------ READING TEXT

The vector $\mid \phi \rangle \langle \phi \mid \psi \rangle$ is the projection of a vector $\mid \psi \rangle$ along the vector $\mid \phi \rangle$?

Question

I am currently studying the textbook Mathematical methods of quantum optics by Ravinder R. Puri. When going over some basic facts associated with bra-ket notation, the author says the following:

The vector $\mid \phi \rangle \langle \phi \mid \psi \rangle$ is the projection of a vector $\mid \psi \rangle$ along the vector $\mid \phi \rangle$.

I'm unsure of this. The scalar product $\langle \phi \mid \psi \rangle$ is a measure of the overlap between the vectors $\mid \psi \rangle$ and $\mid \phi \rangle$. So how is it then the case that $\mid \phi \rangle \langle \phi \mid \psi \rangle$ is the projection of a vector $\mid \psi \rangle$ along the vector $\mid \phi \rangle$? I would greatly appreciate it if people would please take the time to explain this.

Answer 1

You are already on the right track

The scalar product $\langle \phi | \psi \rangle$ is a measure of the overlap between the vectors $| \psi \rangle$ and $| \phi \rangle$

Indeed, and overlap can also be read as projection, this is just a simple inner product of two vectors. And you know that is the way of getting a projection: via the inner product.

Now if you multiply that scalar times the vector $|\phi \rangle$ you will get the projection along $|\phi \rangle$

------------

*WRITTEN EXERCISE 1:*
Answer these questions about the bra-ket projection thread:
(a) Which textbook is the asker studying?
(b) According to the asker, what does the scalar product $\langle \phi \mid \psi \rangle$ measure?
(c) In Answer 1, what do you multiply the scalar by to get the projection along $|\phi \rangle$?

------ SUPPLIED MATERIAL

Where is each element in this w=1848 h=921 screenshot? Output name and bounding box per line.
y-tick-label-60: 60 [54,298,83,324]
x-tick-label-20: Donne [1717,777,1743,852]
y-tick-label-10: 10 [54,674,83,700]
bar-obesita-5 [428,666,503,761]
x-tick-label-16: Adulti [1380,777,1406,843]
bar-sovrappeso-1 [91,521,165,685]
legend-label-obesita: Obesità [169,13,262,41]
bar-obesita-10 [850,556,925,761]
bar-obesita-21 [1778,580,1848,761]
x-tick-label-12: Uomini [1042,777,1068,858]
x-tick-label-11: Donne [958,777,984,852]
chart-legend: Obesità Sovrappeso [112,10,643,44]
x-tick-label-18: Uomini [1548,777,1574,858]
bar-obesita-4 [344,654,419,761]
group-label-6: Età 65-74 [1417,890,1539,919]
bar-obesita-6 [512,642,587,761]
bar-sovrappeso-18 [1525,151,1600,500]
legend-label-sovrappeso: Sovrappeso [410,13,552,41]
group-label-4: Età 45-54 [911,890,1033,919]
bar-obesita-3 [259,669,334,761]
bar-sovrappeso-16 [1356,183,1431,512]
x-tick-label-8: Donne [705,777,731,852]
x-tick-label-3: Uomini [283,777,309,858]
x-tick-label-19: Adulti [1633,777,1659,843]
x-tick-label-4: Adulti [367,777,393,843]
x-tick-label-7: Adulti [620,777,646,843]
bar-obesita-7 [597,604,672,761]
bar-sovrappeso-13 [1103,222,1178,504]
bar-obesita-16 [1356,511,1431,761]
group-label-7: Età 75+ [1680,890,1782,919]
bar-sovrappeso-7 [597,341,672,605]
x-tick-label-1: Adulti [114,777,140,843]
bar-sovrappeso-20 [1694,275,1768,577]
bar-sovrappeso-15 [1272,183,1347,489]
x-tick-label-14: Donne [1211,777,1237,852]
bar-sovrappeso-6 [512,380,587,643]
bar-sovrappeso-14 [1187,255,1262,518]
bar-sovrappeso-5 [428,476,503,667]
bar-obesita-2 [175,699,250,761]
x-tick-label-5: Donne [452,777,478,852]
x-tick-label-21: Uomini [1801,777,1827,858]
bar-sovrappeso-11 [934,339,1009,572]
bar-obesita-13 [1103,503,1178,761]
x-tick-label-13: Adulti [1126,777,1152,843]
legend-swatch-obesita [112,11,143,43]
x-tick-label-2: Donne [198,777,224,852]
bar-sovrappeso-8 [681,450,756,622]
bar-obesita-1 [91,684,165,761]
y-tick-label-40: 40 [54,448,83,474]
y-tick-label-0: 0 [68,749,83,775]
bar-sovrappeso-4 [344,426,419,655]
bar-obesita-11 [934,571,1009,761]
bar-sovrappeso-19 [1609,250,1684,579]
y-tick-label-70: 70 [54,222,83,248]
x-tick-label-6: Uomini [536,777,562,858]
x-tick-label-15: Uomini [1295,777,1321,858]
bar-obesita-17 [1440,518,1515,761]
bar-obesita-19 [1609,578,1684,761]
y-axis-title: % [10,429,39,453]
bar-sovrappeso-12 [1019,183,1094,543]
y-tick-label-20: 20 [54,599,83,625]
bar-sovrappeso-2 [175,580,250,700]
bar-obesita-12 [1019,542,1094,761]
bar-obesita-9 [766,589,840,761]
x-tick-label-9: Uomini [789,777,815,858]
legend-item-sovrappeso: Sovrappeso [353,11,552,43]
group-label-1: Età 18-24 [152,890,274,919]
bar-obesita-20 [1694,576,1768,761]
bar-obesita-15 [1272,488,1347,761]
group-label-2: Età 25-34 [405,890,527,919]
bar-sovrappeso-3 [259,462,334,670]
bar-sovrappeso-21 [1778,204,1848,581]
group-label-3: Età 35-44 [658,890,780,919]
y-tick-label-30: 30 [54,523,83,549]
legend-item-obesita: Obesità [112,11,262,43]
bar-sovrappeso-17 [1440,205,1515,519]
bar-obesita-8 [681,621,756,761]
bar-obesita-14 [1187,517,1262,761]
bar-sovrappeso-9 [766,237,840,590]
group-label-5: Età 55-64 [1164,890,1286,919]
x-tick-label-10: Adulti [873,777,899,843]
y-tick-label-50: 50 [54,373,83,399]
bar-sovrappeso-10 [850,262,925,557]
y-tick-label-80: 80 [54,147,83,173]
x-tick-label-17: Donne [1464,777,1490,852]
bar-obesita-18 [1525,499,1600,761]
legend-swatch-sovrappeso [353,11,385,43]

------------

*WRITTEN EXERCISE 2:* Rewrite the records from their first line through the line containing "x-tick-label-2: Donne [198,777,224,852]". Replace "Uomini" with "Men" and leave everything else unchanged.

*FULL SOLUTION 1:*
(a) Mathematical methods of quantum optics by Ravinder R. Puri.
(b) The overlap between the vectors $\mid \psi \rangle$ and $\mid \phi \rangle$.
(c) The vector $|\phi \rangle$.

*FULL SOLUTION 2:*
Where is each element in this w=1848 h=921 screenshot? Output name and bounding box per line.
y-tick-label-60: 60 [54,298,83,324]
x-tick-label-20: Donne [1717,777,1743,852]
y-tick-label-10: 10 [54,674,83,700]
bar-obesita-5 [428,666,503,761]
x-tick-label-16: Adulti [1380,777,1406,843]
bar-sovrappeso-1 [91,521,165,685]
legend-label-obesita: Obesità [169,13,262,41]
bar-obesita-10 [850,556,925,761]
bar-obesita-21 [1778,580,1848,761]
x-tick-label-12: Men [1042,777,1068,858]
x-tick-label-11: Donne [958,777,984,852]
chart-legend: Obesità Sovrappeso [112,10,643,44]
x-tick-label-18: Men [1548,777,1574,858]
bar-obesita-4 [344,654,419,761]
group-label-6: Età 65-74 [1417,890,1539,919]
bar-obesita-6 [512,642,587,761]
bar-sovrappeso-18 [1525,151,1600,500]
legend-label-sovrappeso: Sovrappeso [410,13,552,41]
group-label-4: Età 45-54 [911,890,1033,919]
bar-obesita-3 [259,669,334,761]
bar-sovrappeso-16 [1356,183,1431,512]
x-tick-label-8: Donne [705,777,731,852]
x-tick-label-3: Men [283,777,309,858]
x-tick-label-19: Adulti [1633,777,1659,843]
x-tick-label-4: Adulti [367,777,393,843]
x-tick-label-7: Adulti [620,777,646,843]
bar-obesita-7 [597,604,672,761]
bar-sovrappeso-13 [1103,222,1178,504]
bar-obesita-16 [1356,511,1431,761]
group-label-7: Età 75+ [1680,890,1782,919]
bar-sovrappeso-7 [597,341,672,605]
x-tick-label-1: Adulti [114,777,140,843]
bar-sovrappeso-20 [1694,275,1768,577]
bar-sovrappeso-15 [1272,183,1347,489]
x-tick-label-14: Donne [1211,777,1237,852]
bar-sovrappeso-6 [512,380,587,643]
bar-sovrappeso-14 [1187,255,1262,518]
bar-sovrappeso-5 [428,476,503,667]
bar-obesita-2 [175,699,250,761]
x-tick-label-5: Donne [452,777,478,852]
x-tick-label-21: Men [1801,777,1827,858]
bar-sovrappeso-11 [934,339,1009,572]
bar-obesita-13 [1103,503,1178,761]
x-tick-label-13: Adulti [1126,777,1152,843]
legend-swatch-obesita [112,11,143,43]
x-tick-label-2: Donne [198,777,224,852]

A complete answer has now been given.